WORK REQUIRED
From the entries below, copy every line where the string "certificates" appears.

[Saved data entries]
* * *

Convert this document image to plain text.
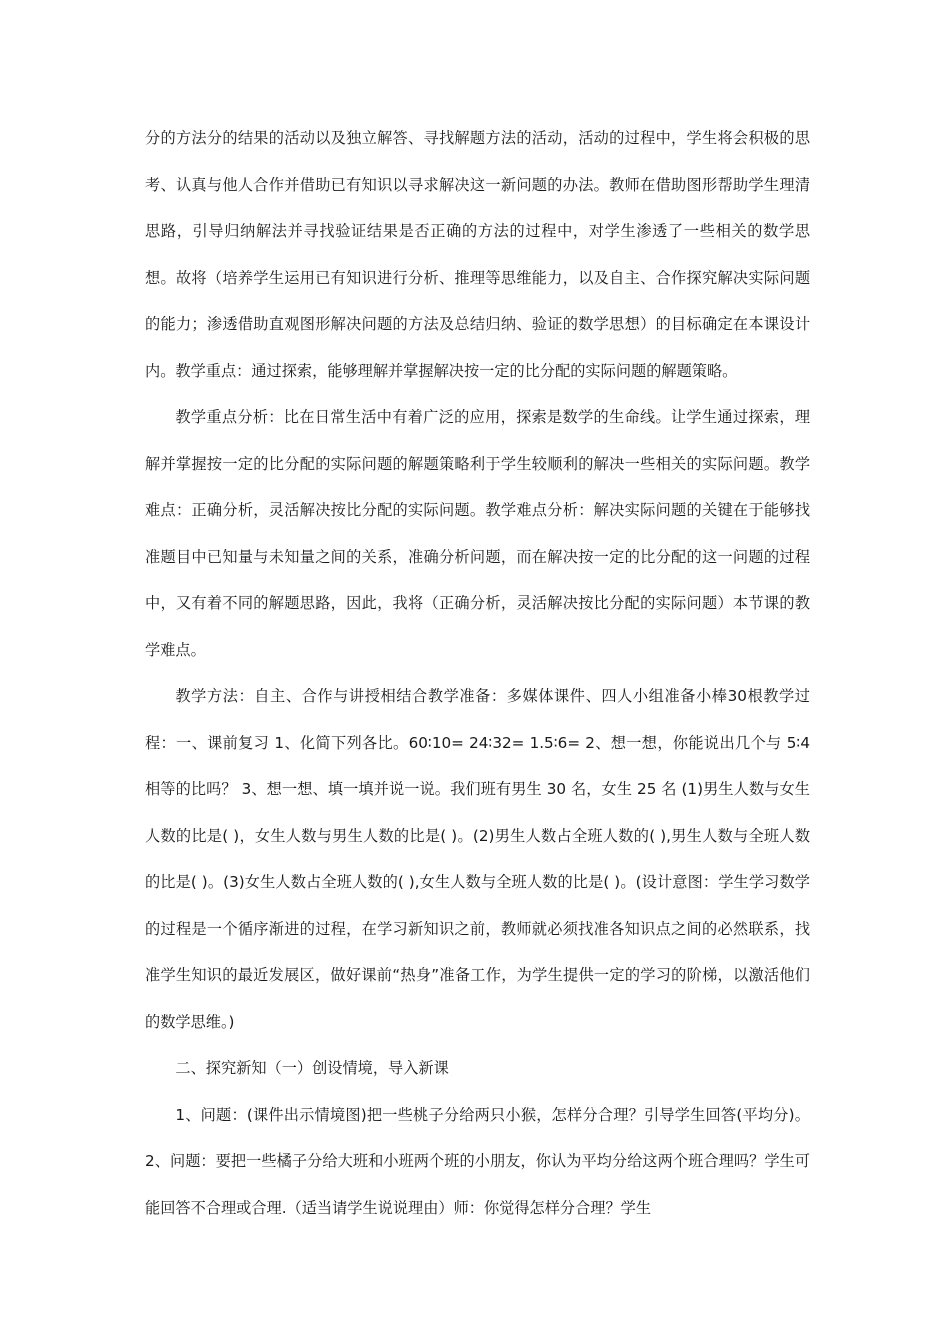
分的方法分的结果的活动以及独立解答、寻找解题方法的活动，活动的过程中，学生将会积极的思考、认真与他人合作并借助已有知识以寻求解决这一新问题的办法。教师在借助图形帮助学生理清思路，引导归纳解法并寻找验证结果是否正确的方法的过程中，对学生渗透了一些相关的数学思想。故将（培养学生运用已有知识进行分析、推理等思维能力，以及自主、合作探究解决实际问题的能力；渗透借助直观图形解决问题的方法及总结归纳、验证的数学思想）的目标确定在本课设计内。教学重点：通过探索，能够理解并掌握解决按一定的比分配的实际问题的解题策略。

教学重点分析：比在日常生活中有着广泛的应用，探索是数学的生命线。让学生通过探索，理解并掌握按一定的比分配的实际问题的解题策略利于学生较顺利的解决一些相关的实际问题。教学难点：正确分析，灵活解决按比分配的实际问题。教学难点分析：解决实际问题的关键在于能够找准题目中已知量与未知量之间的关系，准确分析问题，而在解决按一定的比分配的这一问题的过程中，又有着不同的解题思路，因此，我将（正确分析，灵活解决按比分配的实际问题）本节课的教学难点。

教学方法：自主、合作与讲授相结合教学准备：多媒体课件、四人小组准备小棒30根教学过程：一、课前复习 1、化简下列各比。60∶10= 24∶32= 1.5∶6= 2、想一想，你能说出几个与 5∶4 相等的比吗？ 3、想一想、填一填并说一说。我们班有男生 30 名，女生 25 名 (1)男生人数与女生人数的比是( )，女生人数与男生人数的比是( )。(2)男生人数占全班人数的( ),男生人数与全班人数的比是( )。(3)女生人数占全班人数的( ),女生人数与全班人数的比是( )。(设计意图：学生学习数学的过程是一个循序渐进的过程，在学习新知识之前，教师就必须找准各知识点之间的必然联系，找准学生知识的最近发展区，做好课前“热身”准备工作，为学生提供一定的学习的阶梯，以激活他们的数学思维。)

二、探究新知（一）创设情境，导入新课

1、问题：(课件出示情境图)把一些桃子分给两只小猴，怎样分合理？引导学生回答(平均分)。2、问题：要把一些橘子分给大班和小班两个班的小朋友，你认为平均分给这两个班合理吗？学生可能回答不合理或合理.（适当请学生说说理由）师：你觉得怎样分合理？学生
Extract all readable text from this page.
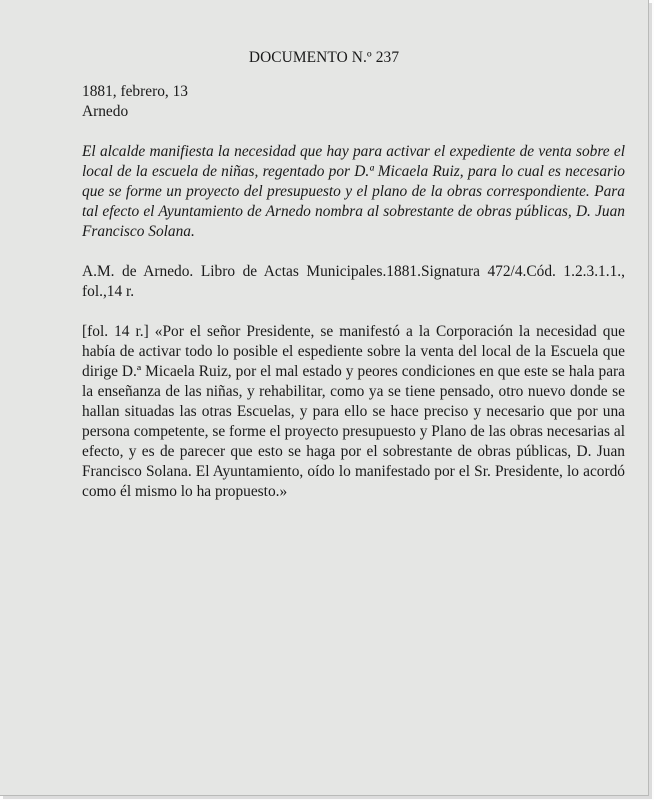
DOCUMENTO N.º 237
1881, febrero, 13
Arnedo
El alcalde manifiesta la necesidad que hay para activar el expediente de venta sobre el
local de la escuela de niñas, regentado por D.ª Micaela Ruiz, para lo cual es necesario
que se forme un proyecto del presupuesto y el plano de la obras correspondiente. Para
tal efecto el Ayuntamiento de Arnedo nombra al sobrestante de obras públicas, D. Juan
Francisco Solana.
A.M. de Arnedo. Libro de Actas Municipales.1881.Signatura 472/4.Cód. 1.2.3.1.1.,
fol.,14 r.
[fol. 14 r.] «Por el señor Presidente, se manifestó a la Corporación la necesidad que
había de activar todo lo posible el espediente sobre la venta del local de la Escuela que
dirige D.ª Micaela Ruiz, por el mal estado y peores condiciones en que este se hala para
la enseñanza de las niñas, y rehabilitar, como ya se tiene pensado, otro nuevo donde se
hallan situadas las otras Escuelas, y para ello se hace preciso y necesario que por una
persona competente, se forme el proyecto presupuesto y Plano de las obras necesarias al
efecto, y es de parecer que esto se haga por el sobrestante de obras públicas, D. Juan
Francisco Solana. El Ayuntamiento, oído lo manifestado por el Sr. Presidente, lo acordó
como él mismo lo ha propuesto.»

* * *

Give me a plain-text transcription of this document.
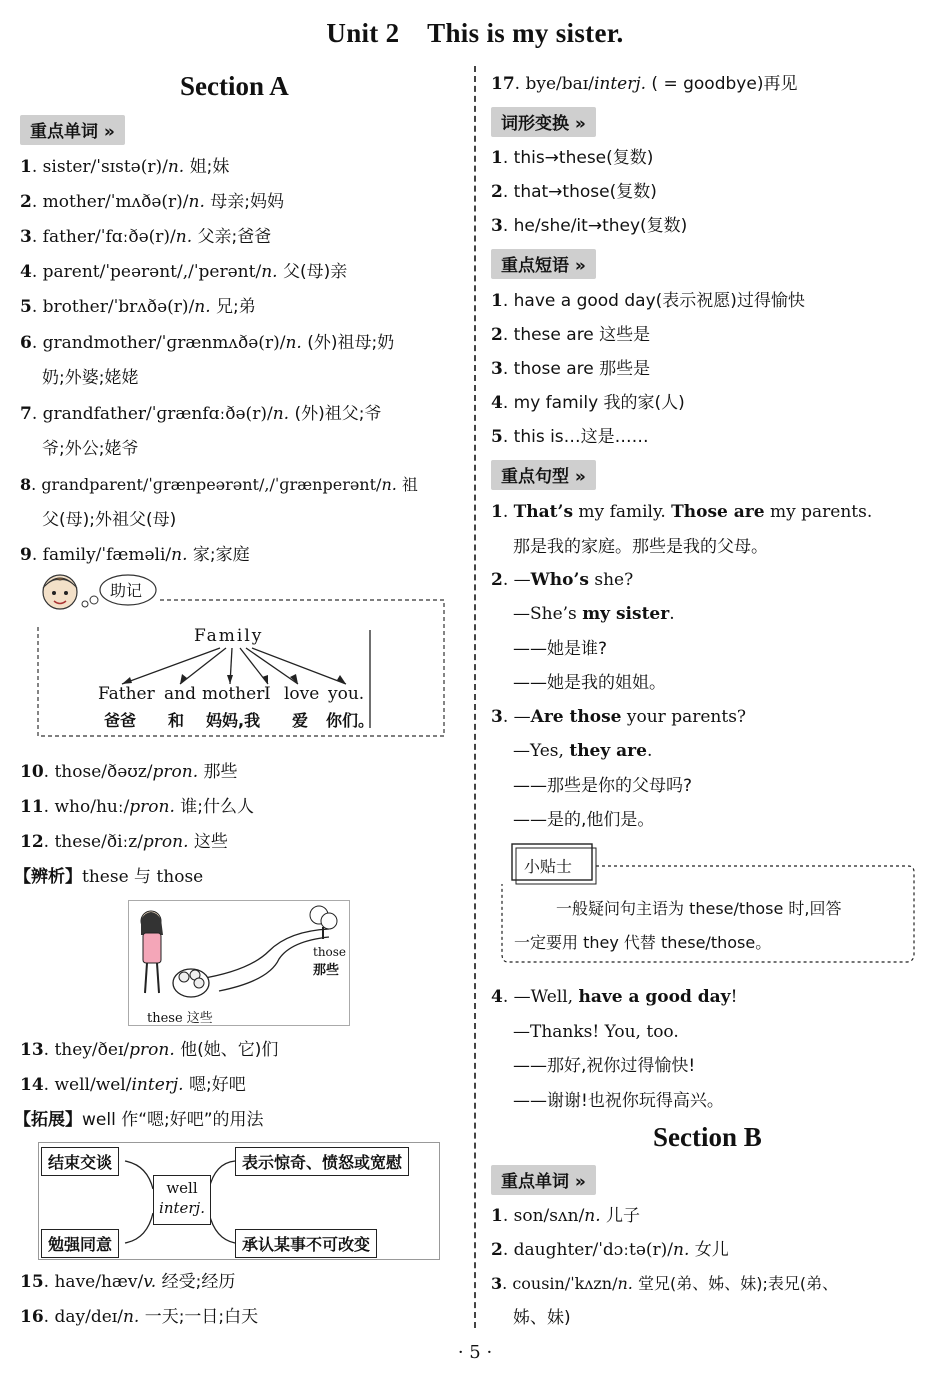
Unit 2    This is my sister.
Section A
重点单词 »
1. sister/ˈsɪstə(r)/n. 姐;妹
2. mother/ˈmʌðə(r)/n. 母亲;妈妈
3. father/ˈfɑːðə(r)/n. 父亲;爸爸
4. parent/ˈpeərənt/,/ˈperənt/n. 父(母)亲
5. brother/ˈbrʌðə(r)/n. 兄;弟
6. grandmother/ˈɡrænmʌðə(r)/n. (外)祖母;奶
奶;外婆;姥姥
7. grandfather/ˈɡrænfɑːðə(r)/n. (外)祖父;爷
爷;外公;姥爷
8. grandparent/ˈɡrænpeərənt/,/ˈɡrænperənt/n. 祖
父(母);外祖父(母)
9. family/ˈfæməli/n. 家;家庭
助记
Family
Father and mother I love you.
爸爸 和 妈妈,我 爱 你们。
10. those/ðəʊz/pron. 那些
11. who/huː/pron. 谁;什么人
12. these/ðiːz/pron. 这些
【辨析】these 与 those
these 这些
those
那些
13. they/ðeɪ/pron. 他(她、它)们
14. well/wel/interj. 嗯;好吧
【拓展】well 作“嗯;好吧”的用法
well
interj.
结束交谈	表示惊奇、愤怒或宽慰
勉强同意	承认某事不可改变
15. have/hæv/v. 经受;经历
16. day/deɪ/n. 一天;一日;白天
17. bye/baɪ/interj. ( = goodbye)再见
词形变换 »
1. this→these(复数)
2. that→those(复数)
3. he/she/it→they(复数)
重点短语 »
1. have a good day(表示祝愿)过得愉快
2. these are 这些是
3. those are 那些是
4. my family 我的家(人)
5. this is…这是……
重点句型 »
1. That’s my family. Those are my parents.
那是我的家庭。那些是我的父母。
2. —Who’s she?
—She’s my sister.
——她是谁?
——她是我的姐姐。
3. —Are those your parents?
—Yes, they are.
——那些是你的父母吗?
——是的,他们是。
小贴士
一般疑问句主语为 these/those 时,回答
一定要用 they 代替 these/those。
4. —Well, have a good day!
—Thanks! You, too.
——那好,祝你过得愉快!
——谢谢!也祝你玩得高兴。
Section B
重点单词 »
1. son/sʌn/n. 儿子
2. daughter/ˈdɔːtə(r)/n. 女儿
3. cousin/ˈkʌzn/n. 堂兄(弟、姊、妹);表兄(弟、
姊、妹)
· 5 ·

* * *

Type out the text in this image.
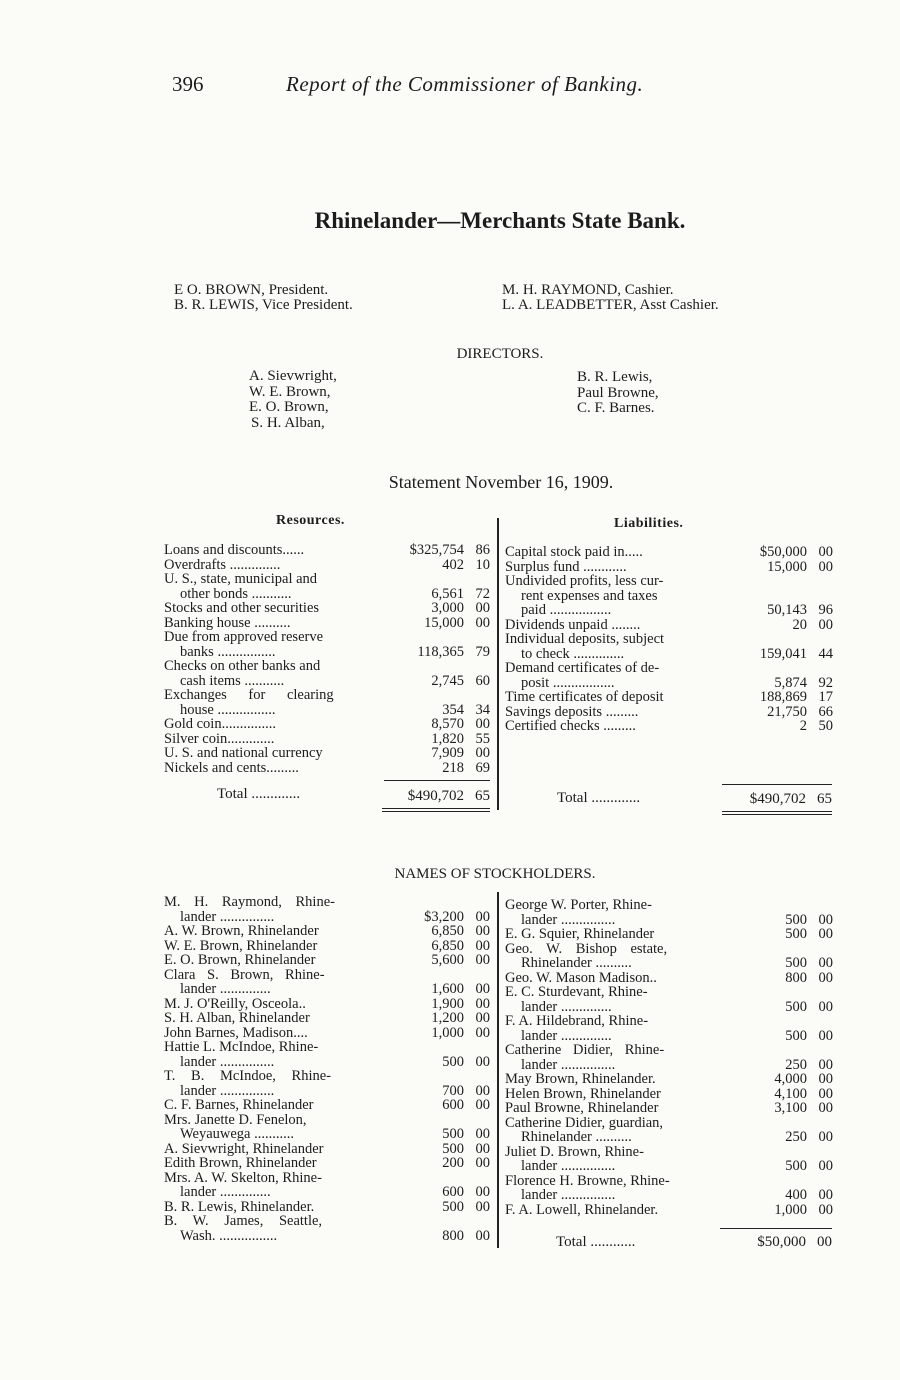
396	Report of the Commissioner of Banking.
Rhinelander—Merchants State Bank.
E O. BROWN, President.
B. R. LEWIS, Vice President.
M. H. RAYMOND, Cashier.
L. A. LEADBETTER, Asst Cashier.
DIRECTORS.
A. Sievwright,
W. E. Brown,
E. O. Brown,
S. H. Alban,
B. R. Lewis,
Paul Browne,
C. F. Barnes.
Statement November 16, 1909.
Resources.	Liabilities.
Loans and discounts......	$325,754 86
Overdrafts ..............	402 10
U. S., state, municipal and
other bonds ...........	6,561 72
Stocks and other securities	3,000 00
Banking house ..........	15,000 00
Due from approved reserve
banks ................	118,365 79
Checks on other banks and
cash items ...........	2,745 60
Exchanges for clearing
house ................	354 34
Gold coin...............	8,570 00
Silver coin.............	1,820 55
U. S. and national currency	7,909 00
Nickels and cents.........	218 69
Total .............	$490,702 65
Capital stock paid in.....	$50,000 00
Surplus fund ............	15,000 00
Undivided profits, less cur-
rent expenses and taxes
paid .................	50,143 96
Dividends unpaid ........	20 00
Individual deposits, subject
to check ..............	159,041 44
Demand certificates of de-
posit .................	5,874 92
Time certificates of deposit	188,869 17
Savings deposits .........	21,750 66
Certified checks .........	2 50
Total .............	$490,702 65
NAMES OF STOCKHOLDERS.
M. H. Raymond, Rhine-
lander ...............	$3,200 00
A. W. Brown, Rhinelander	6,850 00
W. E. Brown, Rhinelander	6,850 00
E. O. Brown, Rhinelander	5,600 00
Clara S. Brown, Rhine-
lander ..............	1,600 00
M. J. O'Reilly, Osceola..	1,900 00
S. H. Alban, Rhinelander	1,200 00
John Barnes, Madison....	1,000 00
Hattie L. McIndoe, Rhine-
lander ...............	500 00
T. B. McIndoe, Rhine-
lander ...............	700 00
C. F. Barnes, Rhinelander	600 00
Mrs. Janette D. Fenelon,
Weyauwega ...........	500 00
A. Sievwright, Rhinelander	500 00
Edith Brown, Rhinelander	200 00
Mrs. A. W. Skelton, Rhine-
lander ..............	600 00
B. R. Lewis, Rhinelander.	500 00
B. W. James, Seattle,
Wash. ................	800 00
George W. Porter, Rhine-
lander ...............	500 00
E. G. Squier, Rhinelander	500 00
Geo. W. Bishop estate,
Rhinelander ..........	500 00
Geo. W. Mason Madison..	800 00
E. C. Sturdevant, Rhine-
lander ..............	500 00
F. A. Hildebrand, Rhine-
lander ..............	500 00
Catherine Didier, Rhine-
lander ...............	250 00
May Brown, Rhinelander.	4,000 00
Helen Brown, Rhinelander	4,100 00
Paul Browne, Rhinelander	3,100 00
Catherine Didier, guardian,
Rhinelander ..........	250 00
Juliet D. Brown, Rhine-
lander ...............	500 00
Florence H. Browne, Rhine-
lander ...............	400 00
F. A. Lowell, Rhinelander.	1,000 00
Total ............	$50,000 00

* * *

PROBLEM SOLUTION
Demand certificates of de-
Time certificates of deposit	188,869 17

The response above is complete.